* _Exercise brief_
Return the records word for word. Any pictures in them are not part of the copy.

* _Material for the task_
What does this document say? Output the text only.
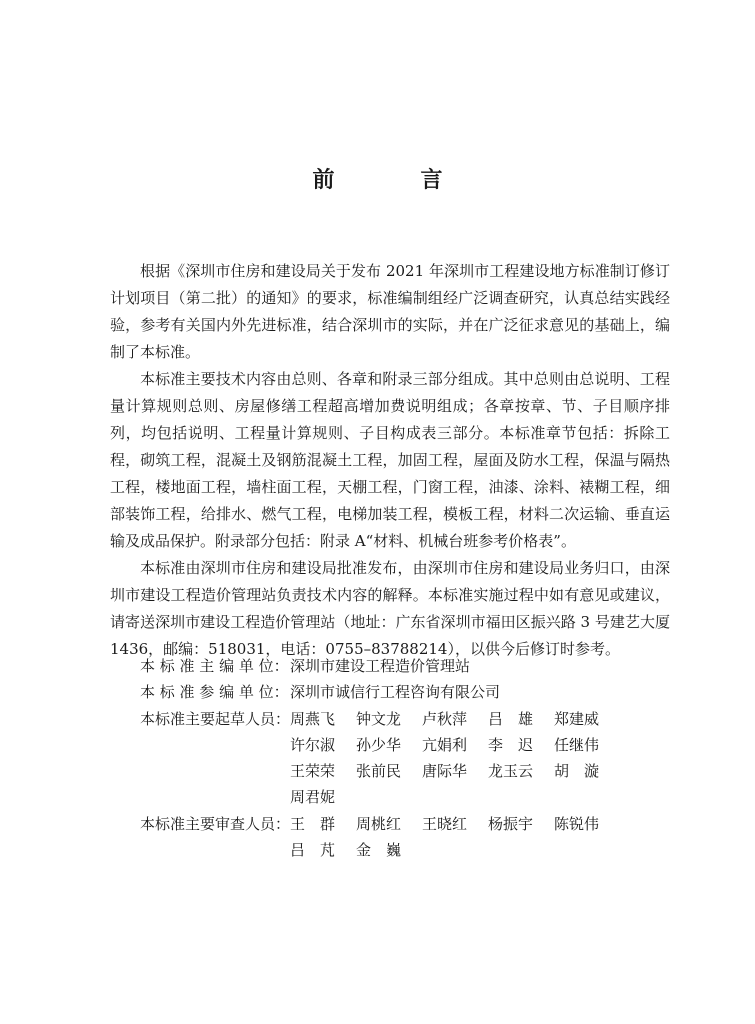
前　言

根据《深圳市住房和建设局关于发布 2021 年深圳市工程建设地方标准制订修订计划项目（第二批）的通知》的要求，标准编制组经广泛调查研究，认真总结实践经验，参考有关国内外先进标准，结合深圳市的实际，并在广泛征求意见的基础上，编制了本标准。

本标准主要技术内容由总则、各章和附录三部分组成。其中总则由总说明、工程量计算规则总则、房屋修缮工程超高增加费说明组成；各章按章、节、子目顺序排列，均包括说明、工程量计算规则、子目构成表三部分。本标准章节包括：拆除工程，砌筑工程，混凝土及钢筋混凝土工程，加固工程，屋面及防水工程，保温与隔热工程，楼地面工程，墙柱面工程，天棚工程，门窗工程，油漆、涂料、裱糊工程，细部装饰工程，给排水、燃气工程，电梯加装工程，模板工程，材料二次运输、垂直运输及成品保护。附录部分包括：附录 A“材料、机械台班参考价格表”。

本标准由深圳市住房和建设局批准发布，由深圳市住房和建设局业务归口，由深圳市建设工程造价管理站负责技术内容的解释。本标准实施过程中如有意见或建议，请寄送深圳市建设工程造价管理站（地址：广东省深圳市福田区振兴路 3 号建艺大厦 1436，邮编：518031，电话：0755–83788214），以供今后修订时参考。

本 标 准 主 编 单 位： 深圳市建设工程造价管理站
本 标 准 参 编 单 位： 深圳市诚信行工程咨询有限公司
本标准主要起草人员： 周燕飞	钟文龙	卢秋萍	吕　雄	郑建威
许尔淑	孙少华	亢娟利	李　迟	任继伟
王荣荣	张前民	唐际华	龙玉云	胡　漩
周君妮
本标准主要审查人员： 王　群	周桃红	王晓红	杨振宇	陈锐伟
吕　芃	金　巍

* _Solution to the problem_
What does this document say? Output the text only.
前　言

根据《深圳市住房和建设局关于发布 2021 年深圳市工程建设地方标准制订修订计划项目（第二批）的通知》的要求，标准编制组经广泛调查研究，认真总结实践经验，参考有关国内外先进标准，结合深圳市的实际，并在广泛征求意见的基础上，编制了本标准。

本标准主要技术内容由总则、各章和附录三部分组成。其中总则由总说明、工程量计算规则总则、房屋修缮工程超高增加费说明组成；各章按章、节、子目顺序排列，均包括说明、工程量计算规则、子目构成表三部分。本标准章节包括：拆除工程，砌筑工程，混凝土及钢筋混凝土工程，加固工程，屋面及防水工程，保温与隔热工程，楼地面工程，墙柱面工程，天棚工程，门窗工程，油漆、涂料、裱糊工程，细部装饰工程，给排水、燃气工程，电梯加装工程，模板工程，材料二次运输、垂直运输及成品保护。附录部分包括：附录 A“材料、机械台班参考价格表”。

本标准由深圳市住房和建设局批准发布，由深圳市住房和建设局业务归口，由深圳市建设工程造价管理站负责技术内容的解释。本标准实施过程中如有意见或建议，请寄送深圳市建设工程造价管理站（地址：广东省深圳市福田区振兴路 3 号建艺大厦 1436，邮编：518031，电话：0755–83788214），以供今后修订时参考。

本 标 准 主 编 单 位： 深圳市建设工程造价管理站
本 标 准 参 编 单 位： 深圳市诚信行工程咨询有限公司
本标准主要起草人员： 周燕飞	钟文龙	卢秋萍	吕　雄	郑建威
许尔淑	孙少华	亢娟利	李　迟	任继伟
王荣荣	张前民	唐际华	龙玉云	胡　漩
周君妮
本标准主要审查人员： 王　群	周桃红	王晓红	杨振宇	陈锐伟
吕　芃	金　巍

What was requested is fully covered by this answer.